EXERCISE REQUIREMENTS :: Leave out the pictures and copy the remaining records exactly.

───── RECORDS PROVIDED

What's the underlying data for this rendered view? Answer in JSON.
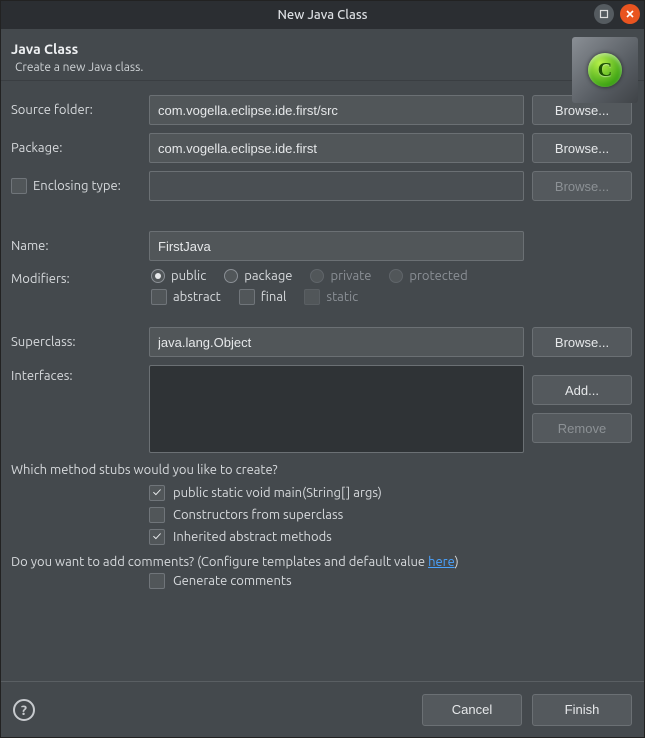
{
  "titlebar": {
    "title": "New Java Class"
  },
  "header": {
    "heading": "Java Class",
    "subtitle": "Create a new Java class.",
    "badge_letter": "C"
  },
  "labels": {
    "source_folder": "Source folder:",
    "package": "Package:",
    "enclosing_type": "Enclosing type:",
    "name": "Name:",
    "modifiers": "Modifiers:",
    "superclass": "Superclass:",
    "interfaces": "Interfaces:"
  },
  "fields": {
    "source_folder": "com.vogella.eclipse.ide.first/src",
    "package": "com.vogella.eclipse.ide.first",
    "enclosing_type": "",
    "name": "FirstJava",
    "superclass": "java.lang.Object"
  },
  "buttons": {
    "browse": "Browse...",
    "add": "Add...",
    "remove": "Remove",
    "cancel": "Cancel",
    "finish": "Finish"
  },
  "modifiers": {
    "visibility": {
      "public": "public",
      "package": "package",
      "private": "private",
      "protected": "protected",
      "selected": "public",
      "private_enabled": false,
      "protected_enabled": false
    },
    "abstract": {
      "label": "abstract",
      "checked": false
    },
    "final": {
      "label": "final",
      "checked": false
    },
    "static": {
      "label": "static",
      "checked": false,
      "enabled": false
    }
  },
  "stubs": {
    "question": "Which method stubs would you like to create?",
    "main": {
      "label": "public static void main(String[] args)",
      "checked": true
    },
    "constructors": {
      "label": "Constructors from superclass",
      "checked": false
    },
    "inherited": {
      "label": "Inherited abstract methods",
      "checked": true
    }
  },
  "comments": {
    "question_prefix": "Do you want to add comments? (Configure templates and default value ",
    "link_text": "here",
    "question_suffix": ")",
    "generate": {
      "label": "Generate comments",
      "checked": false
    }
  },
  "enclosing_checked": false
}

──────────

WRITTEN RESPONSE ::
What's the underlying data for this rendered view? Answer in JSON.
{
  "titlebar": {
    "title": "New Java Class"
  },
  "header": {
    "heading": "Java Class",
    "subtitle": "Create a new Java class.",
    "badge_letter": "C"
  },
  "labels": {
    "source_folder": "Source folder:",
    "package": "Package:",
    "enclosing_type": "Enclosing type:",
    "name": "Name:",
    "modifiers": "Modifiers:",
    "superclass": "Superclass:",
    "interfaces": "Interfaces:"
  },
  "fields": {
    "source_folder": "com.vogella.eclipse.ide.first/src",
    "package": "com.vogella.eclipse.ide.first",
    "enclosing_type": "",
    "name": "FirstJava",
    "superclass": "java.lang.Object"
  },
  "buttons": {
    "browse": "Browse...",
    "add": "Add...",
    "remove": "Remove",
    "cancel": "Cancel",
    "finish": "Finish"
  },
  "modifiers": {
    "visibility": {
      "public": "public",
      "package": "package",
      "private": "private",
      "protected": "protected",
      "selected": "public",
      "private_enabled": false,
      "protected_enabled": false
    },
    "abstract": {
      "label": "abstract",
      "checked": false
    },
    "final": {
      "label": "final",
      "checked": false
    },
    "static": {
      "label": "static",
      "checked": false,
      "enabled": false
    }
  },
  "stubs": {
    "question": "Which method stubs would you like to create?",
    "main": {
      "label": "public static void main(String[] args)",
      "checked": true
    },
    "constructors": {
      "label": "Constructors from superclass",
      "checked": false
    },
    "inherited": {
      "label": "Inherited abstract methods",
      "checked": true
    }
  },
  "comments": {
    "question_prefix": "Do you want to add comments? (Configure templates and default value ",
    "link_text": "here",
    "question_suffix": ")",
    "generate": {
      "label": "Generate comments",
      "checked": false
    }
  },
  "enclosing_checked": false
}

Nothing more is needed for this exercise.